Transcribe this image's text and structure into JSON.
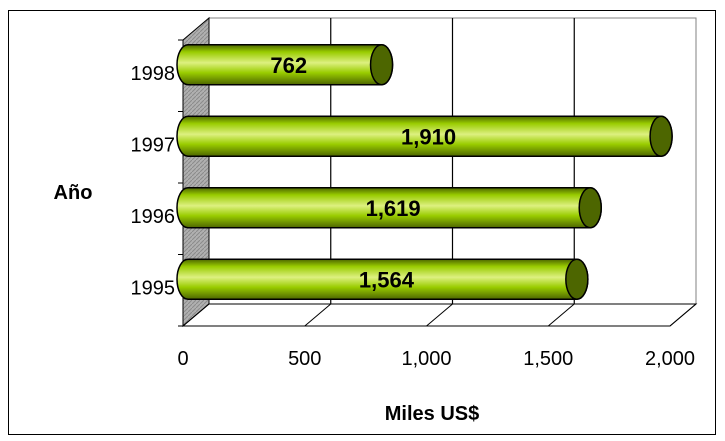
{
  "chart_data": {
    "type": "bar",
    "orientation": "horizontal",
    "categories": [
      "1995",
      "1996",
      "1997",
      "1998"
    ],
    "values": [
      1564,
      1619,
      1910,
      762
    ],
    "value_labels": [
      "1,564",
      "1,619",
      "1,910",
      "762"
    ],
    "x_ticks": [
      "0",
      "500",
      "1,000",
      "1,500",
      "2,000"
    ],
    "x_tick_values": [
      0,
      500,
      1000,
      1500,
      2000
    ],
    "xlim": [
      0,
      2000
    ],
    "xlabel": "Miles US$",
    "ylabel": "Año",
    "grid": "vertical",
    "bar_color": "#99cc00",
    "bar_color_dark": "#4d6600",
    "bar_style": "3d-cylinder"
  }
}
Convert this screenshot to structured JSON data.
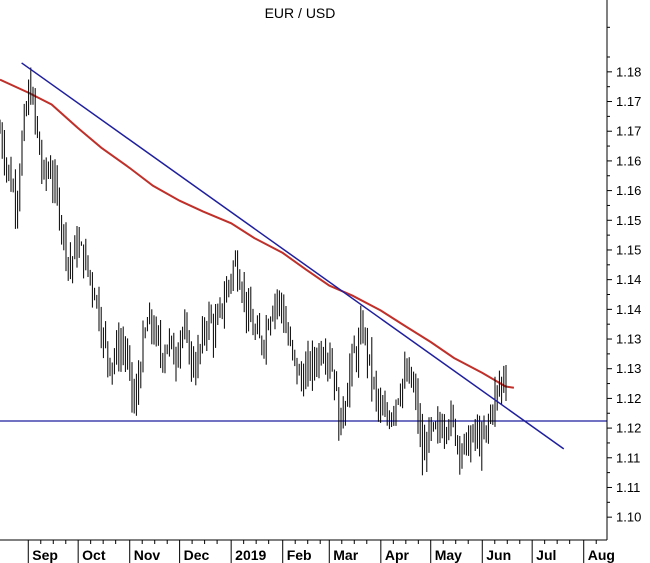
- - - - - - -
Look through the material and copy each line that has "this".

> [Task response]
Transcribe this image's text and structure into JSON.
Convert this screenshot to structured JSON data.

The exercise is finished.